→ **Exercise brief**:
Copy every line in which the string "willen" occurs.

→ **Supplied information**:
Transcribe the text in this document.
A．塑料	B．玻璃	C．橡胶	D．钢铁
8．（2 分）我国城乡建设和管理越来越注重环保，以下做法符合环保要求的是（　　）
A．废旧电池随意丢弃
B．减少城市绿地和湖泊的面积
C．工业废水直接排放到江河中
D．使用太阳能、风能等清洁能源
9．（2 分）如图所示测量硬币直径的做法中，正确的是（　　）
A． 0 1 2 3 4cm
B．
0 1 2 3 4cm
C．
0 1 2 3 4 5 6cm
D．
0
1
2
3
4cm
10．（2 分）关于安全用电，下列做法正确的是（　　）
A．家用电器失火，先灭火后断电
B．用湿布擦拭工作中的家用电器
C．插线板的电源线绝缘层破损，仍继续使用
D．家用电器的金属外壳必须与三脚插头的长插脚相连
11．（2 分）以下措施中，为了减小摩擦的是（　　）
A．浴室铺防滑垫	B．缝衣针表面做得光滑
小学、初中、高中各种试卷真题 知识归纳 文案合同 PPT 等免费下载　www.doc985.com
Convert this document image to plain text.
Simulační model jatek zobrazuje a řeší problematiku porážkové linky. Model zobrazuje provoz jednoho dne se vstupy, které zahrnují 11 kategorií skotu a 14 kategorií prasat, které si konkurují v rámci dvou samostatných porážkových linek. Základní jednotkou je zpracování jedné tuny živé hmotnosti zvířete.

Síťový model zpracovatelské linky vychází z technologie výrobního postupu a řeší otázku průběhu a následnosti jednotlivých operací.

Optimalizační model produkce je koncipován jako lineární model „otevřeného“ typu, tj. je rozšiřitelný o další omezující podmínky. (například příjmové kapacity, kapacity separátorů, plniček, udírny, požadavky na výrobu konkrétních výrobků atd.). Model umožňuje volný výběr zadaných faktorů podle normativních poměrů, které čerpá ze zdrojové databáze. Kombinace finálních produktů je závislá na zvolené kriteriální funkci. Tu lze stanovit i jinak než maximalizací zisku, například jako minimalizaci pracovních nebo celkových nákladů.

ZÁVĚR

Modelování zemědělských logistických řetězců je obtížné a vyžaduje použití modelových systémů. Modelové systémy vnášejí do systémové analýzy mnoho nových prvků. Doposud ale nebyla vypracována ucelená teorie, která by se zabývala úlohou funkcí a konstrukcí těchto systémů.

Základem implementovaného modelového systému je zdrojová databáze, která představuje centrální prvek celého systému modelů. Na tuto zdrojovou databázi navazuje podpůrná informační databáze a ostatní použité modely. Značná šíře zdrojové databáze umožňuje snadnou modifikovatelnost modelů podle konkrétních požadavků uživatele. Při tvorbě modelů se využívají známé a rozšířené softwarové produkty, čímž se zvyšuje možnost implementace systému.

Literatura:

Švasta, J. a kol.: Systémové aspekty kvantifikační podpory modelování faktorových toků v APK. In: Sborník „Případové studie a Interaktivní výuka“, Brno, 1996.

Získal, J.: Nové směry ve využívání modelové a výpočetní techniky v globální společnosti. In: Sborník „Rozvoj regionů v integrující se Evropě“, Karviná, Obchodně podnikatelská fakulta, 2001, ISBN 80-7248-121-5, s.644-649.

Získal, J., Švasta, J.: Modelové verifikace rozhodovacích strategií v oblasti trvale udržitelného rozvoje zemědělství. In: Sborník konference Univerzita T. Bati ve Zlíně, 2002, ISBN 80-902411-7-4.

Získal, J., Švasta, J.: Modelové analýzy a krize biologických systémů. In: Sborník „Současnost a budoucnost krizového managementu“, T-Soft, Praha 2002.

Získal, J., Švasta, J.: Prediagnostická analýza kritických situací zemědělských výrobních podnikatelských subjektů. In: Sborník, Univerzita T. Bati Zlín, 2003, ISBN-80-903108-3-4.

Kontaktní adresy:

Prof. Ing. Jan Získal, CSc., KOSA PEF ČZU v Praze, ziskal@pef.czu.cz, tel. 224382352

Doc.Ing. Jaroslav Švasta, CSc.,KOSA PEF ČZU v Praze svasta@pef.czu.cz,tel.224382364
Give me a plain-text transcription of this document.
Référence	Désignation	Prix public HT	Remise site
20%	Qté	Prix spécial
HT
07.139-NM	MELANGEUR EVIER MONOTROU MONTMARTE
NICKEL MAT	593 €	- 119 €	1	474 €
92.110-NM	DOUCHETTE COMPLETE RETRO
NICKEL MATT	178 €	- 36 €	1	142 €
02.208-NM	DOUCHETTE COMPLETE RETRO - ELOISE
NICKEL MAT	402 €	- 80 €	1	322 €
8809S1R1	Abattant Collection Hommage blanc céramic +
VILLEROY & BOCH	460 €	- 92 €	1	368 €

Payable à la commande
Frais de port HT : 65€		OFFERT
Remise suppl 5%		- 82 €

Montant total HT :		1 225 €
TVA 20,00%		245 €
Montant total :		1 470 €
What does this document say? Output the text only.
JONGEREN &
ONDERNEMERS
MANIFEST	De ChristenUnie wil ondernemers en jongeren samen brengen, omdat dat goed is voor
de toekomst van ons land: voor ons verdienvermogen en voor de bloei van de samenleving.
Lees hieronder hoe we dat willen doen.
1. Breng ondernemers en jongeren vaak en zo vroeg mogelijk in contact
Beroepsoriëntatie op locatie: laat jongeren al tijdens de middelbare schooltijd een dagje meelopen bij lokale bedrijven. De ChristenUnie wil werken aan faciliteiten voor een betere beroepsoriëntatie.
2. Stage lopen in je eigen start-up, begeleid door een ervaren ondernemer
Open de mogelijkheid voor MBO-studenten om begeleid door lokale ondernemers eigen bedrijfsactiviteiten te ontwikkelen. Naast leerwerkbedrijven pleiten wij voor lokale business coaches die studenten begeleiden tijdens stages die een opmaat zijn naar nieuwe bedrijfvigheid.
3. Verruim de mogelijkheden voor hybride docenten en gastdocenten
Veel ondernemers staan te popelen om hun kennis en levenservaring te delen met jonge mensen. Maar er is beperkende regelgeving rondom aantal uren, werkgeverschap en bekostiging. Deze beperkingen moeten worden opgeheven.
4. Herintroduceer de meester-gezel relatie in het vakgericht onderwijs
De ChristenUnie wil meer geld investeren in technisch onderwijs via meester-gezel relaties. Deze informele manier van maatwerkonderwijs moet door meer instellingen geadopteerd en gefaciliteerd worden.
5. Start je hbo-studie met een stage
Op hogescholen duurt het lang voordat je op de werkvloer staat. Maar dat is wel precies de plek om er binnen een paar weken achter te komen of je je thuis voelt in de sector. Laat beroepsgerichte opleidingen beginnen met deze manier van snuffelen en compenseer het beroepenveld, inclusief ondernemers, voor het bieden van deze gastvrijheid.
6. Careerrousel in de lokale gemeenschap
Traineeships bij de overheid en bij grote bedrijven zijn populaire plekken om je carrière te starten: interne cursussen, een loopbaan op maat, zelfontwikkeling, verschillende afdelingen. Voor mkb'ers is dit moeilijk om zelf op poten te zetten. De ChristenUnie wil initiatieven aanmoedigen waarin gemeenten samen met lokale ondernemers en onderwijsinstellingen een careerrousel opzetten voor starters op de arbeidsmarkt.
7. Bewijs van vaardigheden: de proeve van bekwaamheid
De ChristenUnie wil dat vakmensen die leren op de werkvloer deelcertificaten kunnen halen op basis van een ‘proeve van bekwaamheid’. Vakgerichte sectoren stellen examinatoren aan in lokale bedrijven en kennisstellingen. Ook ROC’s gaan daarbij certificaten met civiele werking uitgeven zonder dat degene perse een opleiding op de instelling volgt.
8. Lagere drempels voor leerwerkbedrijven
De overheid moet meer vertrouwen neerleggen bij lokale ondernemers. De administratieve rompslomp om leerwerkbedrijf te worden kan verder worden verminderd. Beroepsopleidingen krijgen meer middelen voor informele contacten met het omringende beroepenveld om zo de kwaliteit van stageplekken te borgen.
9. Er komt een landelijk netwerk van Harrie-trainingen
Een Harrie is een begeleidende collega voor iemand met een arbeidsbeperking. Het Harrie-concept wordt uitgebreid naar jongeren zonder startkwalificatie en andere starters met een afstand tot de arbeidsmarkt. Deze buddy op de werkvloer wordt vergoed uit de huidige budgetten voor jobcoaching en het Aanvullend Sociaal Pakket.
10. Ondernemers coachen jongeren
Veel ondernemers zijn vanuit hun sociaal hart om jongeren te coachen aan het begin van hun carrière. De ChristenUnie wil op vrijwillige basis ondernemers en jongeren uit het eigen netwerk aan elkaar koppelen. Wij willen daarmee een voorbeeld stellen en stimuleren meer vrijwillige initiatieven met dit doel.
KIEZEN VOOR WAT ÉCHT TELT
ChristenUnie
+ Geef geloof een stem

→ **Response to this exercise**:
Lees hieronder hoe we dat willen doen.
Veel ondernemers zijn vanuit hun sociaal hart om jongeren te coachen aan het begin van hun carrière. De ChristenUnie wil op vrijwillige basis ondernemers en jongeren uit het eigen netwerk aan elkaar koppelen. Wij willen daarmee een voorbeeld stellen en stimuleren meer vrijwillige initiatieven met dit doel.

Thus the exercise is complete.